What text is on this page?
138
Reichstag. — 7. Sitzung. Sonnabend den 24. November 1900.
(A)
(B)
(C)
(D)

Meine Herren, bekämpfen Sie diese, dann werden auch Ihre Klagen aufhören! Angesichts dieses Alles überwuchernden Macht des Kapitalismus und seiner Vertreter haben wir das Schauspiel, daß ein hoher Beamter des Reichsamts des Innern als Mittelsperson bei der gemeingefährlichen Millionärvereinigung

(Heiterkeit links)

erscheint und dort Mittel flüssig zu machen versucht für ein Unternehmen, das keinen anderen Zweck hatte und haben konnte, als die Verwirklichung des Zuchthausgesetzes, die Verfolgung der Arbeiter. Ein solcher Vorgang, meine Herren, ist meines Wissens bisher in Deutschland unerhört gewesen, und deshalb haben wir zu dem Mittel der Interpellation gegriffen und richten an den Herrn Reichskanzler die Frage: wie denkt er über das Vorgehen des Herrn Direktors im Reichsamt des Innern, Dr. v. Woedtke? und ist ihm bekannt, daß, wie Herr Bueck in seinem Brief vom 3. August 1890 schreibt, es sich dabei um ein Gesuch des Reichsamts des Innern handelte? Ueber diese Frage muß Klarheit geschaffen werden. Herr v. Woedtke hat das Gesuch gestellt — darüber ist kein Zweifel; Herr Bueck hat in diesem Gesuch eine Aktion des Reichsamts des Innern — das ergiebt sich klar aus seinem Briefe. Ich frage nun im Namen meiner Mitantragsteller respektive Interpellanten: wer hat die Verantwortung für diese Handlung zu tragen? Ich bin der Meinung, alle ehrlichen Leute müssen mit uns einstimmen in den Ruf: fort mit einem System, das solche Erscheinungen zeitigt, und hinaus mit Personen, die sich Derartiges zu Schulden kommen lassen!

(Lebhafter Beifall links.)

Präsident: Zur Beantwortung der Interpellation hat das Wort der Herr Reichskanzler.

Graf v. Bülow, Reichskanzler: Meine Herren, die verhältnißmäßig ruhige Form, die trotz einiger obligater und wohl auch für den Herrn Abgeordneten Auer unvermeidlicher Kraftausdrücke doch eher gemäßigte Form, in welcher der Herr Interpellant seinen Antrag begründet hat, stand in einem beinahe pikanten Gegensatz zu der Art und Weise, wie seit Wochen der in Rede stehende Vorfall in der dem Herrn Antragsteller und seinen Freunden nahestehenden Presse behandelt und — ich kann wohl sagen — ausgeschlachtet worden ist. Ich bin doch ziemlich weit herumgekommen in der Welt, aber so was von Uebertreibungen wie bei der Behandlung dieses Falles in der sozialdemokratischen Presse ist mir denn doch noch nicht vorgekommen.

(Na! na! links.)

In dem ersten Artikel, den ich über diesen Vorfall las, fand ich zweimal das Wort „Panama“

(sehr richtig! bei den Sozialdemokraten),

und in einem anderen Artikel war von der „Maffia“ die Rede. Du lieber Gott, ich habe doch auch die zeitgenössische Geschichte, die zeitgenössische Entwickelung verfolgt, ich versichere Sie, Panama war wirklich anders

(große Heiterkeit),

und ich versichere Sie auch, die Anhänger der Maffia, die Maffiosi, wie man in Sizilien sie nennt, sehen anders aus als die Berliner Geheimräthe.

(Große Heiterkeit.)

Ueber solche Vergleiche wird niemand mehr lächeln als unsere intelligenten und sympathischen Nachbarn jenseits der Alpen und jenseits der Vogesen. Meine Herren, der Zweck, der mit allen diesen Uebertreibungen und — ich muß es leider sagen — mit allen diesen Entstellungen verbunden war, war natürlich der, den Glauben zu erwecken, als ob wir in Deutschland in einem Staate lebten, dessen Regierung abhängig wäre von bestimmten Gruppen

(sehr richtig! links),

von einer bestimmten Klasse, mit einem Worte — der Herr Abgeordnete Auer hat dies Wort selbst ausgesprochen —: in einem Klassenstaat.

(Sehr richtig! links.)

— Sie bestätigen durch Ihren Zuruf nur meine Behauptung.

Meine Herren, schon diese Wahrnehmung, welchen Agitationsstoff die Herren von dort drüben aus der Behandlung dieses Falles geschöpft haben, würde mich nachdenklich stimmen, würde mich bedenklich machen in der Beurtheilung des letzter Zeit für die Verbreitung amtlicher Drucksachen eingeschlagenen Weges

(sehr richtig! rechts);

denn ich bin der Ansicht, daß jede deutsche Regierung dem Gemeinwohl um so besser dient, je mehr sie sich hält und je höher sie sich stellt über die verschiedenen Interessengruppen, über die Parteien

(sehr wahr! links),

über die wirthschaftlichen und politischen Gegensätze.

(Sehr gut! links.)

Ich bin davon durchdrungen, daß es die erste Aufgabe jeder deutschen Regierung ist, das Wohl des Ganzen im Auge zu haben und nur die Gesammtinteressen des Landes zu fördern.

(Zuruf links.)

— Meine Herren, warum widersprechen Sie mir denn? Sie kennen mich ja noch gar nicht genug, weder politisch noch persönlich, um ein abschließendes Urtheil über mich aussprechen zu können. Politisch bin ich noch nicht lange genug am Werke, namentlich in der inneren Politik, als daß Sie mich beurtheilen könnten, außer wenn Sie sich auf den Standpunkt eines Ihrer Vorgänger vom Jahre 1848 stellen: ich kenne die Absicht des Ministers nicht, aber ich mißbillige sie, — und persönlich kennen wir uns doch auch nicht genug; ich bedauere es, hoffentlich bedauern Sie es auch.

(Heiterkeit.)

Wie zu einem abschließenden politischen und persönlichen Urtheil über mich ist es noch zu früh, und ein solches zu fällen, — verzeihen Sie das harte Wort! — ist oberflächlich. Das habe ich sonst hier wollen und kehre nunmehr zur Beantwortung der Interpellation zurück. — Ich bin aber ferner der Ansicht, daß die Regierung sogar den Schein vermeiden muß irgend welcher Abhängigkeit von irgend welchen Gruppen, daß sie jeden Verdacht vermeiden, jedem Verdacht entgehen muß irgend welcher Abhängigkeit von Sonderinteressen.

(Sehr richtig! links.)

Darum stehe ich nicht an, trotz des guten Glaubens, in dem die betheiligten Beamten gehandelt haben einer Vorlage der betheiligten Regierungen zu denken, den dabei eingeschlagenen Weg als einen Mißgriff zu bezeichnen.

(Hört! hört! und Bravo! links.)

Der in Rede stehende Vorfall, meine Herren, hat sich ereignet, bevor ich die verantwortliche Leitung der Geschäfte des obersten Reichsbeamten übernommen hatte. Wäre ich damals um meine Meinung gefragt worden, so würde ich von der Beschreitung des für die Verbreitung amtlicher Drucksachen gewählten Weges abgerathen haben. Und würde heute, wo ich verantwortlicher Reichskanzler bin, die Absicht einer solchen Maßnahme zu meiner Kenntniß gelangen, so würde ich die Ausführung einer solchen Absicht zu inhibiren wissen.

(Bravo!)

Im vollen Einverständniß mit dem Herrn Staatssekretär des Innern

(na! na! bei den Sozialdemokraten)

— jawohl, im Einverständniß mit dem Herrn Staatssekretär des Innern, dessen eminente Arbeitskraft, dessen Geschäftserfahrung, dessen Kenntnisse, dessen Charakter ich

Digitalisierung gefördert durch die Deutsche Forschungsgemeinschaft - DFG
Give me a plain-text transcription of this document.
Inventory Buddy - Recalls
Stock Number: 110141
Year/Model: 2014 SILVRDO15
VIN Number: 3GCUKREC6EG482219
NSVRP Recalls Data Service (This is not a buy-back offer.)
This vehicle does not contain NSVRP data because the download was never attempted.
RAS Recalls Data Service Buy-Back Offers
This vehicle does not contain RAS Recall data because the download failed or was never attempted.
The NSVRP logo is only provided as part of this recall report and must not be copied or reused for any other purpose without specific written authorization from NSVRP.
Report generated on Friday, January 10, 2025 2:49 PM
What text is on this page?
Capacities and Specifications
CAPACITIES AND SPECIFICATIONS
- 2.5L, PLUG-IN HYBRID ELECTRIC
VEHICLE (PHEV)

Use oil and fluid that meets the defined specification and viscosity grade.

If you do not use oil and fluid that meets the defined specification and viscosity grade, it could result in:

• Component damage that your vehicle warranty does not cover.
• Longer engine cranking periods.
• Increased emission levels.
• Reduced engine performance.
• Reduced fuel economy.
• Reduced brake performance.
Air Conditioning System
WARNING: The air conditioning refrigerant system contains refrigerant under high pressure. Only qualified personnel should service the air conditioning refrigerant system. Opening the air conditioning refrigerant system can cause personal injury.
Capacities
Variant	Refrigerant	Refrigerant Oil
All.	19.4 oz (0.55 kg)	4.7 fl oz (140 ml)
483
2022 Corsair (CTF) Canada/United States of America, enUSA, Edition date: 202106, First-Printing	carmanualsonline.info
────
*Exercise description*. Please quote nothing but the lines from the line with "Give me a plain-text" through the end of the data above, exactly as written, ends included.

*Written answer*.
Give me a plain-text transcription of this document.
Inventory Buddy - Recalls
Stock Number: 110141
Year/Model: 2014 SILVRDO15
VIN Number: 3GCUKREC6EG482219
NSVRP Recalls Data Service (This is not a buy-back offer.)
This vehicle does not contain NSVRP data because the download was never attempted.
RAS Recalls Data Service Buy-Back Offers
This vehicle does not contain RAS Recall data because the download failed or was never attempted.
The NSVRP logo is only provided as part of this recall report and must not be copied or reused for any other purpose without specific written authorization from NSVRP.
Report generated on Friday, January 10, 2025 2:49 PM
What text is on this page?
Capacities and Specifications
CAPACITIES AND SPECIFICATIONS
- 2.5L, PLUG-IN HYBRID ELECTRIC
VEHICLE (PHEV)

Use oil and fluid that meets the defined specification and viscosity grade.

If you do not use oil and fluid that meets the defined specification and viscosity grade, it could result in:

• Component damage that your vehicle warranty does not cover.
• Longer engine cranking periods.
• Increased emission levels.
• Reduced engine performance.
• Reduced fuel economy.
• Reduced brake performance.
Air Conditioning System
WARNING: The air conditioning refrigerant system contains refrigerant under high pressure. Only qualified personnel should service the air conditioning refrigerant system. Opening the air conditioning refrigerant system can cause personal injury.
Capacities
Variant	Refrigerant	Refrigerant Oil
All.	19.4 oz (0.55 kg)	4.7 fl oz (140 ml)
483
2022 Corsair (CTF) Canada/United States of America, enUSA, Edition date: 202106, First-Printing	carmanualsonline.info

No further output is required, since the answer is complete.